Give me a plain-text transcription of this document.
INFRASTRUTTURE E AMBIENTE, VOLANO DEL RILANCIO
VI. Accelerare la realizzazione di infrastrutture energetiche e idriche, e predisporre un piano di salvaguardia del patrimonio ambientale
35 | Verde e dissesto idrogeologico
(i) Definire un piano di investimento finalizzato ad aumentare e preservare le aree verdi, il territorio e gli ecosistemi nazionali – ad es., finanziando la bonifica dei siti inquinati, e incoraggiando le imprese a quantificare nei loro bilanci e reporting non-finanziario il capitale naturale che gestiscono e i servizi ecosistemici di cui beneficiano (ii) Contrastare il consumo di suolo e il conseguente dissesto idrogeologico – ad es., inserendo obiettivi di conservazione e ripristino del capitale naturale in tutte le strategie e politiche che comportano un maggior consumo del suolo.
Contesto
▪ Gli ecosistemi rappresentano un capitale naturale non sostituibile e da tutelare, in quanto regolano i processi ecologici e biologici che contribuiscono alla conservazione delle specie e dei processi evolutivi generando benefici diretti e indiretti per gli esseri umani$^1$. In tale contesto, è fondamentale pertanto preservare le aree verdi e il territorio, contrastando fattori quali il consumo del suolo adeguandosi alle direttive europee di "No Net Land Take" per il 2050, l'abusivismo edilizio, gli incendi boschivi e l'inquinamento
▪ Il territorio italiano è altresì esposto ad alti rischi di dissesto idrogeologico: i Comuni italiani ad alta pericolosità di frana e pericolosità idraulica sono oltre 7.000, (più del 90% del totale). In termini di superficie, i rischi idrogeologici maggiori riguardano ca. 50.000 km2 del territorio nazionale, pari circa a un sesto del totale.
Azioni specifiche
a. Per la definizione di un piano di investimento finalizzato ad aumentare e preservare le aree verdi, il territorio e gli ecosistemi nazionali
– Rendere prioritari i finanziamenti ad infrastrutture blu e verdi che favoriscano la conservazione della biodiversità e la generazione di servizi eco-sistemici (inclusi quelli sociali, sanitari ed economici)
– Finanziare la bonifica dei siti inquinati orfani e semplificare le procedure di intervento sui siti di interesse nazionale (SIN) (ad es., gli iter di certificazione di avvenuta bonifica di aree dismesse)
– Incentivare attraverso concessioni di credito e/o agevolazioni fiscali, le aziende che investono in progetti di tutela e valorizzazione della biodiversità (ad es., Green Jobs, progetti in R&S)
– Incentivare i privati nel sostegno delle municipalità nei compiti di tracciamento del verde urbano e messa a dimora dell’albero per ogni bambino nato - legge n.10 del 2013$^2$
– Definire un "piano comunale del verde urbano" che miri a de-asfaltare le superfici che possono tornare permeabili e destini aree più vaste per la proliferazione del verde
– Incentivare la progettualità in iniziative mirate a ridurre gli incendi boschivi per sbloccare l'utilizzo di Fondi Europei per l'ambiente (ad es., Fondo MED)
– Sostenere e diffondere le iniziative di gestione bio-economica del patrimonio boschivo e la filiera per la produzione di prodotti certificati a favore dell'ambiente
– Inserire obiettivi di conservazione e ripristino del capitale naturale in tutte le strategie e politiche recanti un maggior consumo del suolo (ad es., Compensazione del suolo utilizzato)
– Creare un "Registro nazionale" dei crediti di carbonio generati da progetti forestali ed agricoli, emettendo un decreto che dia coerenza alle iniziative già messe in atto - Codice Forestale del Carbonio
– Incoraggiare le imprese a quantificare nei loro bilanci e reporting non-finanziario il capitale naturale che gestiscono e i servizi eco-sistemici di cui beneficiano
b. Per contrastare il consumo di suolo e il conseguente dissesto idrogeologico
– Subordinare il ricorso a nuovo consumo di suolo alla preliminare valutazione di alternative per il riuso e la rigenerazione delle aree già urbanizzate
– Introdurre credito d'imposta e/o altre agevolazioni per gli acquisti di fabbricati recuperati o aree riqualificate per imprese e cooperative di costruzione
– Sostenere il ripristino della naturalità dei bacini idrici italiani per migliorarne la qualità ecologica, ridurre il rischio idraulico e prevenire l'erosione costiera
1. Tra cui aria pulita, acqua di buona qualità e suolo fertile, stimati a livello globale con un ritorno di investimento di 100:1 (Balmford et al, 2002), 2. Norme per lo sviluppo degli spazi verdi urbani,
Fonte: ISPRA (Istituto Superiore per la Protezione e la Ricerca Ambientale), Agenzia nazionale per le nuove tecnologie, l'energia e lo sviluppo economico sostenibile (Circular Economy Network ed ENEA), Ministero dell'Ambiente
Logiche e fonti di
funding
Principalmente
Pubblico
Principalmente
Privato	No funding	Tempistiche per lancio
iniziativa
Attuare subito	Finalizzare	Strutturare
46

━━━━━━━━━━━━━━━━━━━━

Every line above that contains the word "ripristino" should be reported.

(i) Definire un piano di investimento finalizzato ad aumentare e preservare le aree verdi, il territorio e gli ecosistemi nazionali – ad es., finanziando la bonifica dei siti inquinati, e incoraggiando le imprese a quantificare nei loro bilanci e reporting non-finanziario il capitale naturale che gestiscono e i servizi ecosistemici di cui beneficiano (ii) Contrastare il consumo di suolo e il conseguente dissesto idrogeologico – ad es., inserendo obiettivi di conservazione e ripristino del capitale naturale in tutte le strategie e politiche che comportano un maggior consumo del suolo.
– Inserire obiettivi di conservazione e ripristino del capitale naturale in tutte le strategie e politiche recanti un maggior consumo del suolo (ad es., Compensazione del suolo utilizzato)
– Sostenere il ripristino della naturalità dei bacini idrici italiani per migliorarne la qualità ecologica, ridurre il rischio idraulico e prevenire l'erosione costiera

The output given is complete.